**Written instruction:** Rewrite the stretch from the first row through the line containing "heatmap-cell: [282, 352, 298, 368]", substituting "grid-cell" for every "heatmap-cell" and leaving everything else unchanged.

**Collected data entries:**
|---|
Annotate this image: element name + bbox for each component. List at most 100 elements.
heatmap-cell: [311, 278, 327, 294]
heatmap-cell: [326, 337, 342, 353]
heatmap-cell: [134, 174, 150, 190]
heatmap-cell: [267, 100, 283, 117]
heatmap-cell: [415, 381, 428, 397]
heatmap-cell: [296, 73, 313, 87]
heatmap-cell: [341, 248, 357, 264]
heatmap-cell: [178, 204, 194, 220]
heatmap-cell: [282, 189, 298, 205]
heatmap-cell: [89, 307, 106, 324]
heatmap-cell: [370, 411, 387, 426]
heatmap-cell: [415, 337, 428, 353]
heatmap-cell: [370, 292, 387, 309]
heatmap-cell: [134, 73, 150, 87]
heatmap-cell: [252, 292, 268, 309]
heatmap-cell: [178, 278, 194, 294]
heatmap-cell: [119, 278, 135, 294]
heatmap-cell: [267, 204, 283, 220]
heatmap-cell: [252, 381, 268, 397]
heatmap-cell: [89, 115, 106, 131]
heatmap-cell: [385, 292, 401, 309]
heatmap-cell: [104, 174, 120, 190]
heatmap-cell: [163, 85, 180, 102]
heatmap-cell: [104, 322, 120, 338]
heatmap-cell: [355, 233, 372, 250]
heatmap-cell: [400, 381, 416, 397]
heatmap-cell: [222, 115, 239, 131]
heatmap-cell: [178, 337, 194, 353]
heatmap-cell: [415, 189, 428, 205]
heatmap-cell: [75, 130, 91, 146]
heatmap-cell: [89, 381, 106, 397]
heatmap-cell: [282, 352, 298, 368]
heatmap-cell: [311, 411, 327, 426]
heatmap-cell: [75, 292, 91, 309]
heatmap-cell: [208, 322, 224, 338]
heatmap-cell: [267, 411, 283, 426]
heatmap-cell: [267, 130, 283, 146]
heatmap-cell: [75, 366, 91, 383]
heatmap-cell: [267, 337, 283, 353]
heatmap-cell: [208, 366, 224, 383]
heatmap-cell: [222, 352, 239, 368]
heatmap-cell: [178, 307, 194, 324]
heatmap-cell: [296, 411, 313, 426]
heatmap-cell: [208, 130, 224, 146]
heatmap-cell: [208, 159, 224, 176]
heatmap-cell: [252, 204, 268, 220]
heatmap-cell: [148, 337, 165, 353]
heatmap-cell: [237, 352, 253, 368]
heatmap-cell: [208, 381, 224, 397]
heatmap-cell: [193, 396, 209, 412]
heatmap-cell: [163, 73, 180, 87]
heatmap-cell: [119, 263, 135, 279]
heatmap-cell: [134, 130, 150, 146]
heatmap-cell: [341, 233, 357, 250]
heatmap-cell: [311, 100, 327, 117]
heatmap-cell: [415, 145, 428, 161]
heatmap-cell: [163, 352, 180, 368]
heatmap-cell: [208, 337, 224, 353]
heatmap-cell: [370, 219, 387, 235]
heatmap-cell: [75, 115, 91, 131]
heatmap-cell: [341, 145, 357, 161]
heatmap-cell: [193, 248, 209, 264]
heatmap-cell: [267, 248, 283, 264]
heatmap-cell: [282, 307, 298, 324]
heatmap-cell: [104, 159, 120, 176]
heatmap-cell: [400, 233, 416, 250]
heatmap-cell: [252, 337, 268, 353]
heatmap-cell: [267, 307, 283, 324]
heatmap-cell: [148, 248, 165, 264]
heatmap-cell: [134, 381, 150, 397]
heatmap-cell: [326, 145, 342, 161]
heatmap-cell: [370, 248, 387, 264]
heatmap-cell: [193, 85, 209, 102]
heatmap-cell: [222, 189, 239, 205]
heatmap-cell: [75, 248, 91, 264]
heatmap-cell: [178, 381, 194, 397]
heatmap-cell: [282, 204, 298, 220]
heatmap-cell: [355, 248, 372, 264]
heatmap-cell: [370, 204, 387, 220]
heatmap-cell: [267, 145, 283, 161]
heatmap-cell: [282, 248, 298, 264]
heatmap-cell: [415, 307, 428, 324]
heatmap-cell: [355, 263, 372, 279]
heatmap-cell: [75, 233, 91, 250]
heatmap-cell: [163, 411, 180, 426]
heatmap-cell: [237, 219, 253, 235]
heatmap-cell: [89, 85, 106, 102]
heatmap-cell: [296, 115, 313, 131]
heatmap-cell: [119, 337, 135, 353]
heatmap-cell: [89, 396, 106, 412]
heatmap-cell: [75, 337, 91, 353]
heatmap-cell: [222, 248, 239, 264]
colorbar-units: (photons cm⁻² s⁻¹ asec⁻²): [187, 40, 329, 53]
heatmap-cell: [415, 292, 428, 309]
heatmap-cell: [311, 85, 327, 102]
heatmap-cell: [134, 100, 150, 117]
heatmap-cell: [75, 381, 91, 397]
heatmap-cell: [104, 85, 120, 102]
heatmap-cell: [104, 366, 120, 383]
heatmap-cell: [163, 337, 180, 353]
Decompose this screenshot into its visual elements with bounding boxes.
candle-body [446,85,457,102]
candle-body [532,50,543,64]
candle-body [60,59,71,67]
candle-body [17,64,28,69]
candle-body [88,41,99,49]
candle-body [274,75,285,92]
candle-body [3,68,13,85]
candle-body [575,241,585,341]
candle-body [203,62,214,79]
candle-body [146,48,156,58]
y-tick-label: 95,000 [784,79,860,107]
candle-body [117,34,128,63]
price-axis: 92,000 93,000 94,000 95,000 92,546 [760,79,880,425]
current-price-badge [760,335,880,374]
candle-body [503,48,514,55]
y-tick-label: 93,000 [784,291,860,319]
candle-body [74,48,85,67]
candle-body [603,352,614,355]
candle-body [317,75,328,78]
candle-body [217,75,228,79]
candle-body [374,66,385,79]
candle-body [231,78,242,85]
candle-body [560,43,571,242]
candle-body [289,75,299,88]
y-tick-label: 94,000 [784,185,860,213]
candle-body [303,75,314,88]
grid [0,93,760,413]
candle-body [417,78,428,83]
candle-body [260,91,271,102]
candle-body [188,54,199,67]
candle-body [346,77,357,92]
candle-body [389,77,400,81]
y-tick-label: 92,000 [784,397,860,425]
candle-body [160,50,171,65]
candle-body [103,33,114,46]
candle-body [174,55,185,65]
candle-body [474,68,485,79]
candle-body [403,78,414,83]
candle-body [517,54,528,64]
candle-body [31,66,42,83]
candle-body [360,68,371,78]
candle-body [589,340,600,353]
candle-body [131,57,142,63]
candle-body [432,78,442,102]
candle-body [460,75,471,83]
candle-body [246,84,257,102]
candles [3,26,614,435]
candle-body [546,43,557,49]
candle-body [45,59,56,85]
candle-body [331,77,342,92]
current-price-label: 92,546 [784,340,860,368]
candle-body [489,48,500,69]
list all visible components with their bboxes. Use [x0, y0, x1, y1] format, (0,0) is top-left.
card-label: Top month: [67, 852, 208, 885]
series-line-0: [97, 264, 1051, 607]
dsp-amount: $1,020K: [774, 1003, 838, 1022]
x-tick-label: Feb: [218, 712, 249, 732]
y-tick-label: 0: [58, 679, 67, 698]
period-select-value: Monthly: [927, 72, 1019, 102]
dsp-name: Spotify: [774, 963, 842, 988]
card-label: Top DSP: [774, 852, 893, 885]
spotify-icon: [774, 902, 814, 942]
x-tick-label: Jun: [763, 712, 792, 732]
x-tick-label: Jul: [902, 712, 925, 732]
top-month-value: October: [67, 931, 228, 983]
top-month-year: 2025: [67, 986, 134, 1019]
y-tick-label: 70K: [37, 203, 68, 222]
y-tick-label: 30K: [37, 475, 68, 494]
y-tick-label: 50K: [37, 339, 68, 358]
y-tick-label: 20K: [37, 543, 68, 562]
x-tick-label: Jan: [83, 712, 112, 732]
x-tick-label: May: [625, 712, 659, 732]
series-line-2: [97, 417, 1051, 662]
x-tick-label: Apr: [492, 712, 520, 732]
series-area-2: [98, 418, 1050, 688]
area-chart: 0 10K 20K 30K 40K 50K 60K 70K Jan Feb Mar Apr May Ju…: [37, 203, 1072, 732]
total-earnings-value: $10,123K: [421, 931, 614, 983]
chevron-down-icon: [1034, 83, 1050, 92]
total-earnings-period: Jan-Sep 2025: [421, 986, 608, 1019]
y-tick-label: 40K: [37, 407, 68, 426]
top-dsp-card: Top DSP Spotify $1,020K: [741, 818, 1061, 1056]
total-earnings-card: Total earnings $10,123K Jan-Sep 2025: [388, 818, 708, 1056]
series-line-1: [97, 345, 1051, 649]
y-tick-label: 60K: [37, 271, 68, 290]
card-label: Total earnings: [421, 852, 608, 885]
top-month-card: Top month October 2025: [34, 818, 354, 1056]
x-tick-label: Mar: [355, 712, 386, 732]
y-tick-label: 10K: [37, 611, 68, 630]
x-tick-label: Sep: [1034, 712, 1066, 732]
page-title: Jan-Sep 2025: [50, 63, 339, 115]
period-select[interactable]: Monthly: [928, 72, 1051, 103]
|---|
**Response below:**
Annotate this image: element name + bbox for each component. List at most 100 elements.
grid-cell: [311, 278, 327, 294]
grid-cell: [326, 337, 342, 353]
grid-cell: [134, 174, 150, 190]
grid-cell: [267, 100, 283, 117]
grid-cell: [415, 381, 428, 397]
grid-cell: [296, 73, 313, 87]
grid-cell: [341, 248, 357, 264]
grid-cell: [178, 204, 194, 220]
grid-cell: [282, 189, 298, 205]
grid-cell: [89, 307, 106, 324]
grid-cell: [370, 411, 387, 426]
grid-cell: [415, 337, 428, 353]
grid-cell: [370, 292, 387, 309]
grid-cell: [134, 73, 150, 87]
grid-cell: [252, 292, 268, 309]
grid-cell: [178, 278, 194, 294]
grid-cell: [119, 278, 135, 294]
grid-cell: [267, 204, 283, 220]
grid-cell: [252, 381, 268, 397]
grid-cell: [89, 115, 106, 131]
grid-cell: [385, 292, 401, 309]
grid-cell: [104, 174, 120, 190]
grid-cell: [163, 85, 180, 102]
grid-cell: [104, 322, 120, 338]
grid-cell: [355, 233, 372, 250]
grid-cell: [400, 381, 416, 397]
grid-cell: [222, 115, 239, 131]
grid-cell: [178, 337, 194, 353]
grid-cell: [415, 189, 428, 205]
grid-cell: [75, 130, 91, 146]
grid-cell: [89, 381, 106, 397]
grid-cell: [282, 352, 298, 368]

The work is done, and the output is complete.